The exercise –
Without the pictures, reproduce the records that follow exactly.
## BEGIN
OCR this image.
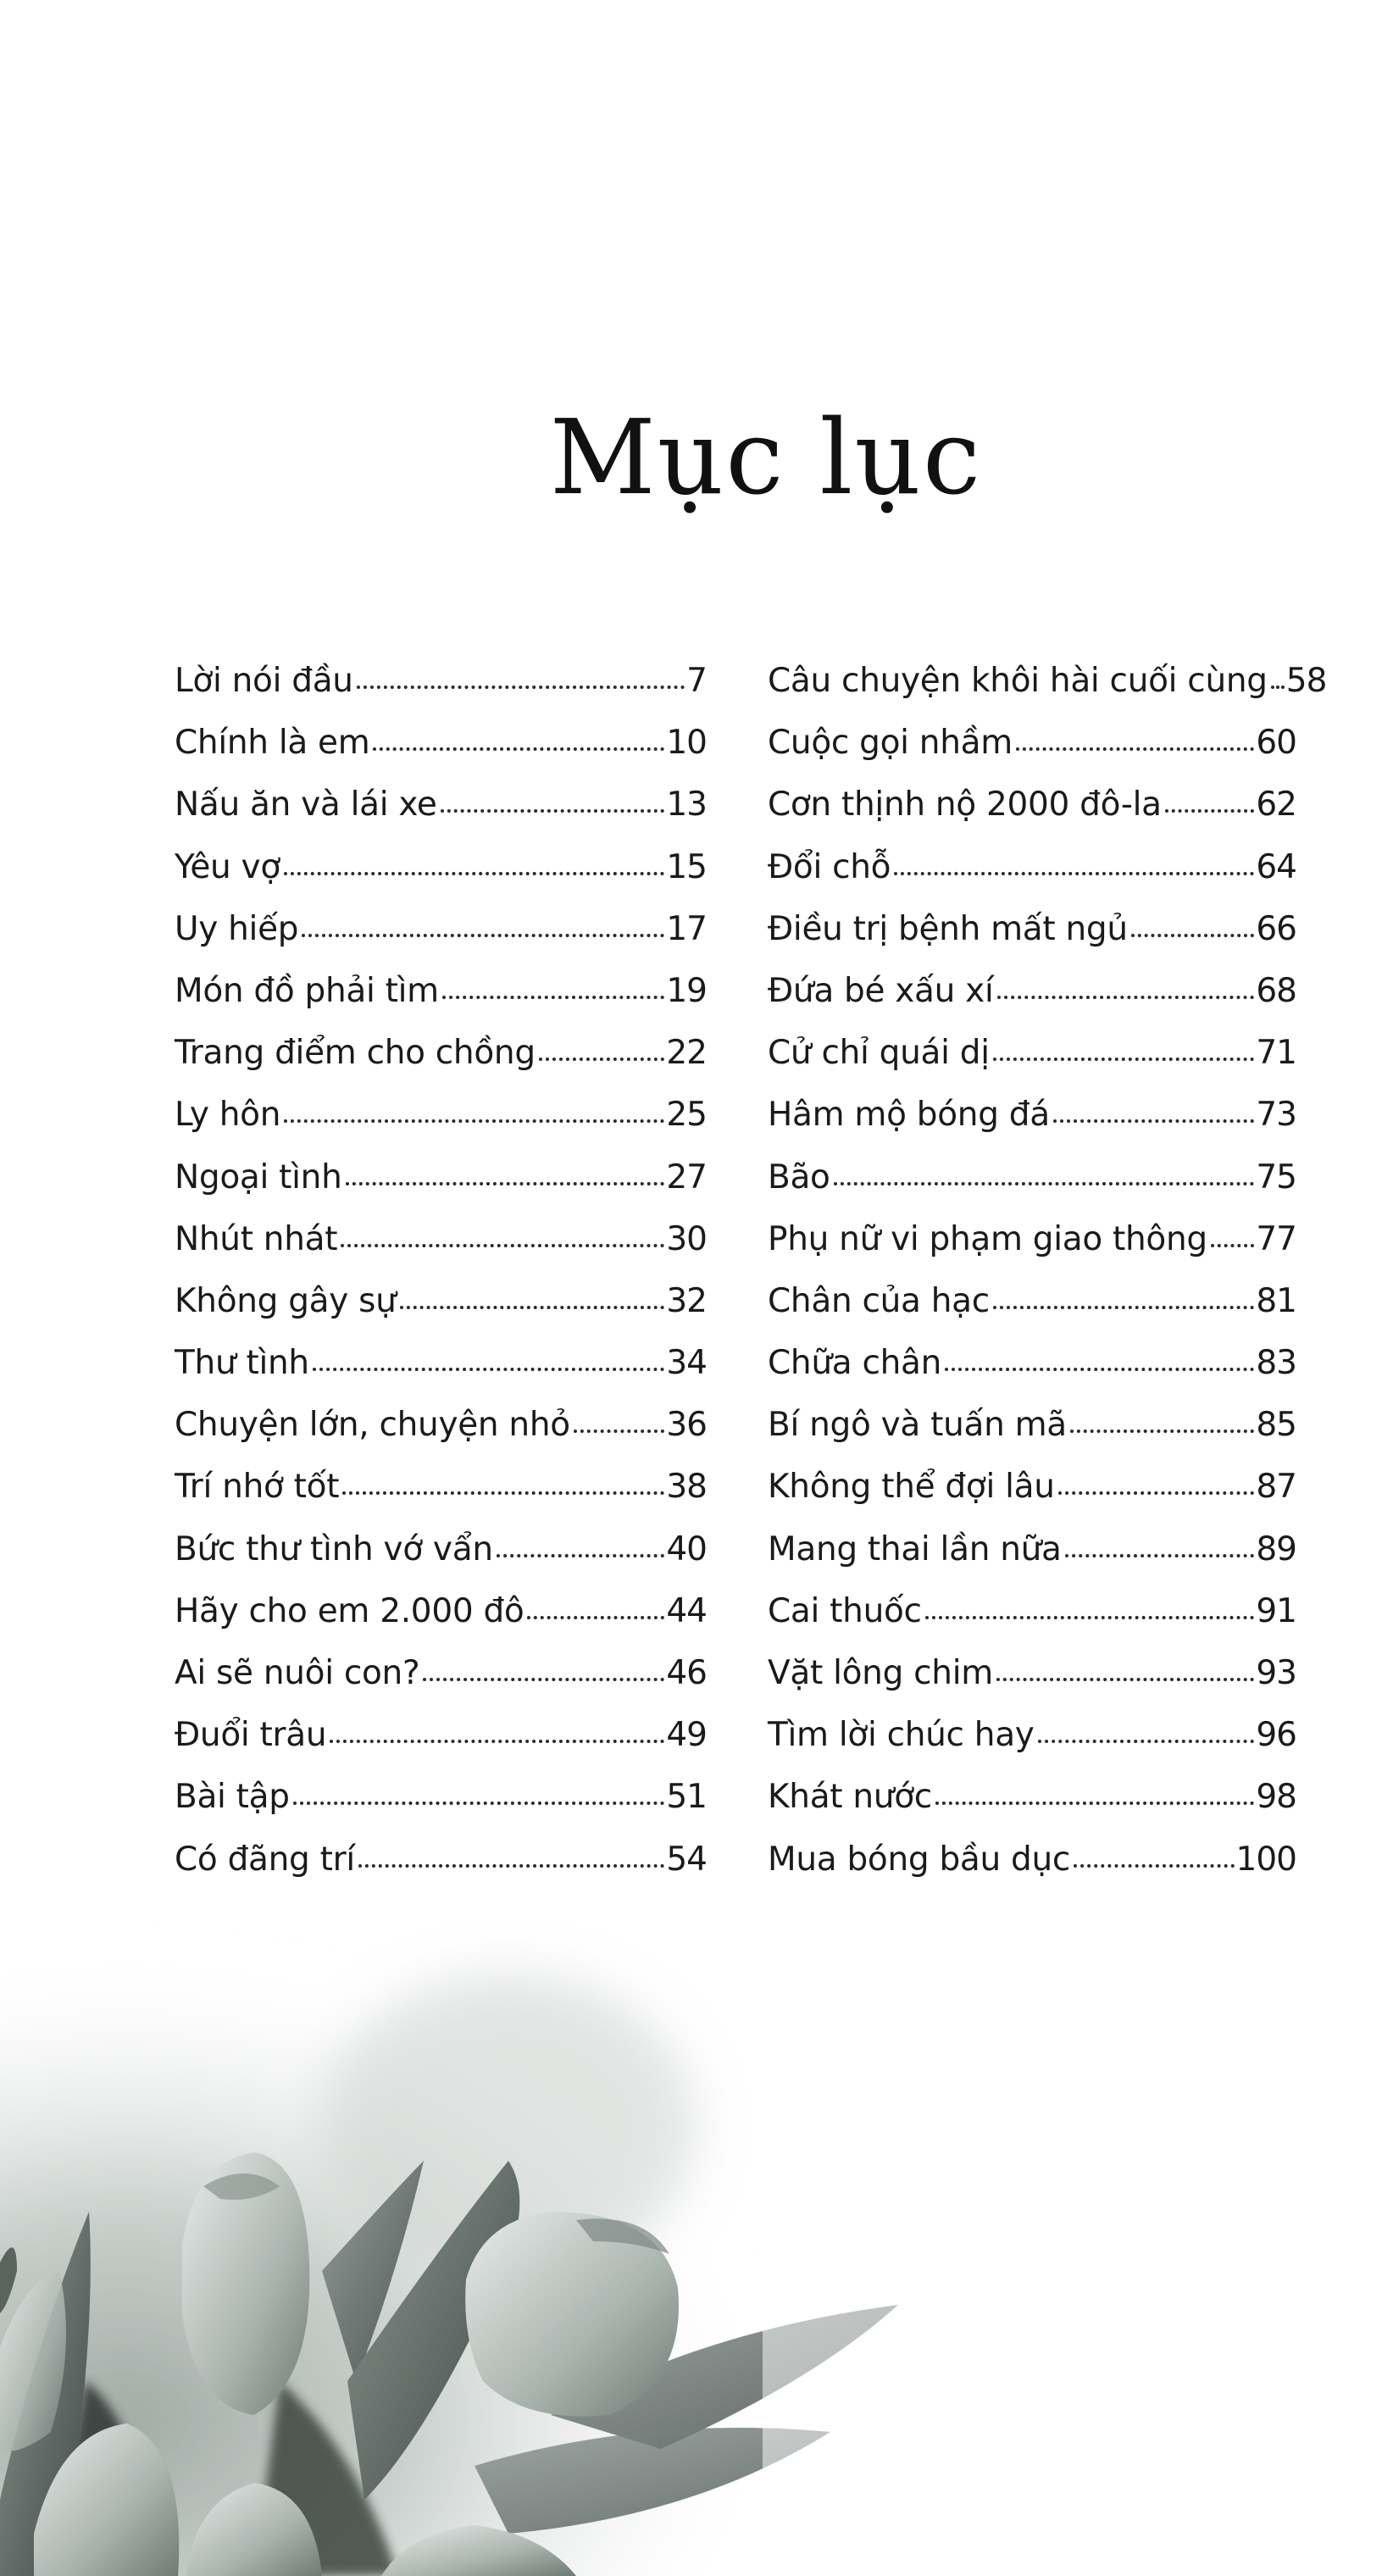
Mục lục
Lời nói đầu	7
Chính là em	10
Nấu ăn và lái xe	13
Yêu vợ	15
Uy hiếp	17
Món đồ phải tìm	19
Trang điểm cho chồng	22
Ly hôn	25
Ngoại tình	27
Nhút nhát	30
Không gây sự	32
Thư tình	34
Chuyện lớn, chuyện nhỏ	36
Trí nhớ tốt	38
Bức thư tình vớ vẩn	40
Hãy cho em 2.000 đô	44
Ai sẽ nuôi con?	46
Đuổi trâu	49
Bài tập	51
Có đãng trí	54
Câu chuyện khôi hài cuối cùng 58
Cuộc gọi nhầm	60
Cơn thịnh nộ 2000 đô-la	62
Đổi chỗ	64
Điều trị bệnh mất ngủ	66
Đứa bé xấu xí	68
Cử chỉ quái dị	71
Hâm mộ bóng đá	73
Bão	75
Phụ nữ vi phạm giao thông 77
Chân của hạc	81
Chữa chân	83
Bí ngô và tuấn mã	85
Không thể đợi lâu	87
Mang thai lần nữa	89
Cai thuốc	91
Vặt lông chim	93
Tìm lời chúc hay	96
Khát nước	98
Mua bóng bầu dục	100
## END
Output for this task –
OCR this image.
Mục lục
Lời nói đầu	7
Chính là em	10
Nấu ăn và lái xe	13
Yêu vợ	15
Uy hiếp	17
Món đồ phải tìm	19
Trang điểm cho chồng	22
Ly hôn	25
Ngoại tình	27
Nhút nhát	30
Không gây sự	32
Thư tình	34
Chuyện lớn, chuyện nhỏ	36
Trí nhớ tốt	38
Bức thư tình vớ vẩn	40
Hãy cho em 2.000 đô	44
Ai sẽ nuôi con?	46
Đuổi trâu	49
Bài tập	51
Có đãng trí	54
Câu chuyện khôi hài cuối cùng 58
Cuộc gọi nhầm	60
Cơn thịnh nộ 2000 đô-la	62
Đổi chỗ	64
Điều trị bệnh mất ngủ	66
Đứa bé xấu xí	68
Cử chỉ quái dị	71
Hâm mộ bóng đá	73
Bão	75
Phụ nữ vi phạm giao thông 77
Chân của hạc	81
Chữa chân	83
Bí ngô và tuấn mã	85
Không thể đợi lâu	87
Mang thai lần nữa	89
Cai thuốc	91
Vặt lông chim	93
Tìm lời chúc hay	96
Khát nước	98
Mua bóng bầu dục	100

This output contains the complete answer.